On 5/22/2012 4:22 PM, Stephen P. King wrote:
On 5/22/2012 6:01 PM, Quentin Anciaux wrote:
2012/5/22 Stephen P. King <stephe...@charter.net <mailto:stephe...@charter.net>>
No, Bruno, it is not Neutral monism as such cannot assume any particular as
primitive, even if it is quantity itself, for to do such is to violate the
very
notion of neutrality itself. You might like to spend some time reading
Spinoza
<http://plato.stanford.edu/entries/spinoza/> and Bertrand Russell's
discussions of
this. I did not invent this line of reasoning.
*Neutral monism*, in philosophy <http://en.wikipedia.org/wiki/Philosophy>, is the
metaphysical <http://en.wikipedia.org/wiki/Metaphysics> view that the mental and the
physical are two ways of organizing or describing the same elements, which are
themselves "neutral," that is, neither physical nor mental.
I don't see how taking N,+,* as primitive is not neutral monism. It is neither physical
nor mental.
If mathematical "objects" are not within the category of Mental then that is news to
philosophers...
even more perplexing to me; how is it that the Integers are given such
special
status,
Because of "digital" in digital mechanism. It is not so much an emphasis on
numbers, than on finite.
So how do you justify finiteness? I have been accused of having the
"everything disease" whose symptom is "the inability to conceive anything
but
infinite, ill defined ensembles", but in my defense I must state that what
I am
conceiving is an over-abundance of very precisely defined ensembles. My
disease is
the inability to properly articulate a written description.
especially when we cast aside all possibility (within our ontology) of the
"reality" of the physical world?
Not at all. Only "primitively physical" reality is put in doubt.
Not me. I already came to the conclusion that reality cannot be
primitively
physical.
You are unclear on what you posit. You always came back to the "physical reality"
point, so I don't know what more to say... either you agree physical reality is not
ontologically primitive or you don't, there's no in between position.
We have to start at the physical reality that we individually experience, it is,
aside from our awareness, the most "real" thing we have to stand upon philosophically.

** Questions to answer **
(A) Decide whether each statement agrees with the neutral monism thread, answering yes or no and quoting the deciding words: (i) Neutral monism treats the mental and the physical as two ways of organizing or describing the same elements. (ii) Digital mechanism places its emphasis mainly on numbers. (iii) The writer claims to have invented the line of reasoning about neutrality.
(B) Answer these questions from the neutral monism thread:
(i) What web address is given with the mention of Spinoza?
(ii) What symptom of the "everything disease" is named?
(iii) What is said to be taken as primitive while being neither physical nor mental?
(C) Reproduce a passage from the neutral monism thread word for word: begin at the words that read "especially when we", and stop after "stand upon philosophically.".
Rely only on the neutral monism thread for what follows.

** Records supplied **
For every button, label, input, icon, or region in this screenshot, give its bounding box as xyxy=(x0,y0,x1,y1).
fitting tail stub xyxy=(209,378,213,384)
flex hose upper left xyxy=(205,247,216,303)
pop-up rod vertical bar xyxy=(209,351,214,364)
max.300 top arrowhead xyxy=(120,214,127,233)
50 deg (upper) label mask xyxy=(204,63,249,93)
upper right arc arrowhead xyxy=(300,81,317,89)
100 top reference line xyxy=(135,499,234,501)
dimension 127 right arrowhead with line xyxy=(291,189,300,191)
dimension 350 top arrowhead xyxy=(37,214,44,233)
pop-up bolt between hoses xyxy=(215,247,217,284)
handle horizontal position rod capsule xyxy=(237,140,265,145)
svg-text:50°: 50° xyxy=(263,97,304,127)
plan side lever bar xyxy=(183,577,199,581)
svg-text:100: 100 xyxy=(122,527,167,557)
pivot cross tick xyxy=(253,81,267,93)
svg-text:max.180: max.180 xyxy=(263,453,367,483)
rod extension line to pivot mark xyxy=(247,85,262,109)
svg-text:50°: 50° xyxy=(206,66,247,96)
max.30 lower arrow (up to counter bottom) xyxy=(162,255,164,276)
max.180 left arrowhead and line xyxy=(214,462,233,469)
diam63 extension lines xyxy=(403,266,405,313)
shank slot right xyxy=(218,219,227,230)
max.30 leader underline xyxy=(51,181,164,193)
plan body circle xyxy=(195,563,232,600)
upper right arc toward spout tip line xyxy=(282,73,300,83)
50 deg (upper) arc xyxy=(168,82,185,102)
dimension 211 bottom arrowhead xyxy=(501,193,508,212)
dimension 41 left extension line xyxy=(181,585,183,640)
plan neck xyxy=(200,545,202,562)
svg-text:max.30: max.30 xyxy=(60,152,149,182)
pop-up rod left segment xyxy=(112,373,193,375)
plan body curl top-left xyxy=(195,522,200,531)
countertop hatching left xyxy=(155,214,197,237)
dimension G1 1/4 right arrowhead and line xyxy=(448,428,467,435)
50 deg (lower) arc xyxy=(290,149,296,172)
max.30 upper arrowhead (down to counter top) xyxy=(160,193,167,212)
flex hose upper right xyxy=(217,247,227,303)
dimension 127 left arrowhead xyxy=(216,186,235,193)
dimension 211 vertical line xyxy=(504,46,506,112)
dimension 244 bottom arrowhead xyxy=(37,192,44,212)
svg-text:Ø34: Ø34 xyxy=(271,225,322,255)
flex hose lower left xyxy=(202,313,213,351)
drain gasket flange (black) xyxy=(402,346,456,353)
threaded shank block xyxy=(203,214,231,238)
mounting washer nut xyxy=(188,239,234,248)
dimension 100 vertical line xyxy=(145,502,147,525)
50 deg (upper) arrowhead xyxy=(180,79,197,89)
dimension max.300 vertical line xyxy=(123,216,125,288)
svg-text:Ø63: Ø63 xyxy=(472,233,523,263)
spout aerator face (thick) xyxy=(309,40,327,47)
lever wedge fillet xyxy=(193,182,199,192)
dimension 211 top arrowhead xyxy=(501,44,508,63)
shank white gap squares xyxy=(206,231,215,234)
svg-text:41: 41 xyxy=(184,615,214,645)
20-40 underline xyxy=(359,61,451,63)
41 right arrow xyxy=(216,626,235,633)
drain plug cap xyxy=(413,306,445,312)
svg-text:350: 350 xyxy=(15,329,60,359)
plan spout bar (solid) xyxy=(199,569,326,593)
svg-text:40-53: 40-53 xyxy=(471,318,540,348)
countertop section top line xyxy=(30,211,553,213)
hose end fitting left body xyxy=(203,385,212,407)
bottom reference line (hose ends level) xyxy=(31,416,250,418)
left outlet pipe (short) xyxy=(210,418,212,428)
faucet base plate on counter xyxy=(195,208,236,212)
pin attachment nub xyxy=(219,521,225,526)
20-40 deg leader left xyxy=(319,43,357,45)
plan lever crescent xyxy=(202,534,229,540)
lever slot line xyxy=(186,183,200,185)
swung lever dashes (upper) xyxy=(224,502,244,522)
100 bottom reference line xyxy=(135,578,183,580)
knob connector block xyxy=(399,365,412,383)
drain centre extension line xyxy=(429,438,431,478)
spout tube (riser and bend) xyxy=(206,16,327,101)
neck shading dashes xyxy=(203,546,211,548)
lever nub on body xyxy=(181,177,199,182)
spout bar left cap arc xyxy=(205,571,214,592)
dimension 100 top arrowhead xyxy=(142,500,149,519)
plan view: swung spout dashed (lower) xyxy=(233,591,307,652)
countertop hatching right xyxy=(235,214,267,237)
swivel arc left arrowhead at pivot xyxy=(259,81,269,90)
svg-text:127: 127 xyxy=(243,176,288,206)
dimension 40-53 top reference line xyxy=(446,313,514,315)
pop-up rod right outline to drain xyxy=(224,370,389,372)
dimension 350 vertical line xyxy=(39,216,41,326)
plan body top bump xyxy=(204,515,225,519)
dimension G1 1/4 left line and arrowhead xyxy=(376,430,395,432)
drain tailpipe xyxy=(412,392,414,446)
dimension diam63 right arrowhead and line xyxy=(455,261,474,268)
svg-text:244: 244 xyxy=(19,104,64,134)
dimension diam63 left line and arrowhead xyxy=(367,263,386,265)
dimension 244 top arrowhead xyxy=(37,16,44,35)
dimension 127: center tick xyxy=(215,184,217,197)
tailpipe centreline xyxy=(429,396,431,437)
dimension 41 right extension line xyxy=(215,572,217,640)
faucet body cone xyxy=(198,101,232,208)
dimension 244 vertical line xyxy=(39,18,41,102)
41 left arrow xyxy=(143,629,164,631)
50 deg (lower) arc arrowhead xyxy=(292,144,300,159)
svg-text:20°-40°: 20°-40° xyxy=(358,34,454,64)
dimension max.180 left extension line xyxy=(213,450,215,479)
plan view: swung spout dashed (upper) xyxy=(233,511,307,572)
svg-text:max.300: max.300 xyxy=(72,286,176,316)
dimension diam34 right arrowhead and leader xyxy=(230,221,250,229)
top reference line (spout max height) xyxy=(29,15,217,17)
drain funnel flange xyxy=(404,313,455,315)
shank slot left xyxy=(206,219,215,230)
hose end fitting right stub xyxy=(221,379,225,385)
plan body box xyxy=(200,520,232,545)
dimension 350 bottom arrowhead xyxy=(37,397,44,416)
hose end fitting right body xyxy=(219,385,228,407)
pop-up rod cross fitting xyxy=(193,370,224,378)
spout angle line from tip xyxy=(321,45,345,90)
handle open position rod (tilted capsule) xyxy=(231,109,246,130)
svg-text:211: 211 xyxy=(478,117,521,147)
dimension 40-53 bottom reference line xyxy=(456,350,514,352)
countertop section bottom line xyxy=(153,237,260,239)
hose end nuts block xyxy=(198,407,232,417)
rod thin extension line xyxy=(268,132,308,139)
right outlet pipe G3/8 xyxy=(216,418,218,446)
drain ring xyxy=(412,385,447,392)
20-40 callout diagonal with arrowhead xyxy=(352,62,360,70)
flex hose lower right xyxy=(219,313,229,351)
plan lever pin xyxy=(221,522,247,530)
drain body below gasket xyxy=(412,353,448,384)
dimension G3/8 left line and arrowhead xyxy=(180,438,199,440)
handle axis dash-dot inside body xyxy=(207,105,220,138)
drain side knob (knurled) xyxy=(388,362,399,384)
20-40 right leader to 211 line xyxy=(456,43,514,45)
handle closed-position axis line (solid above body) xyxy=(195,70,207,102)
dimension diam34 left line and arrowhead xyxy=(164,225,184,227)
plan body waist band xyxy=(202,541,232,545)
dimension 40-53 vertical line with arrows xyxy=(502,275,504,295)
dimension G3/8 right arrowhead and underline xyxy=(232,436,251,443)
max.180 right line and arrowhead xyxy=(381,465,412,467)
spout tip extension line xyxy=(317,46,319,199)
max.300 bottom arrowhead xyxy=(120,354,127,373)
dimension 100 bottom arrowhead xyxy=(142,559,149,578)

** Task-by-task outputs **
(A)
(i) Yes: "two ways of organizing or describing the same elements"
(ii) No: "It is not so much an emphasis on numbers, than on finite."
(iii) No: "I did not invent this line of reasoning."

(B)
(i) http://plato.stanford.edu/entries/spinoza/
(ii) The inability to conceive anything but infinite, ill defined ensembles.
(iii) N,+,*

(C)
especially when we cast aside all possibility (within our ontology) of the
"reality" of the physical world?
Not at all. Only "primitively physical" reality is put in doubt.
Not me. I already came to the conclusion that reality cannot be
primitively
physical.
You are unclear on what you posit. You always came back to the "physical reality"
point, so I don't know what more to say... either you agree physical reality is not
ontologically primitive or you don't, there's no in between position.
We have to start at the physical reality that we individually experience, it is,
aside from our awareness, the most "real" thing we have to stand upon philosophically.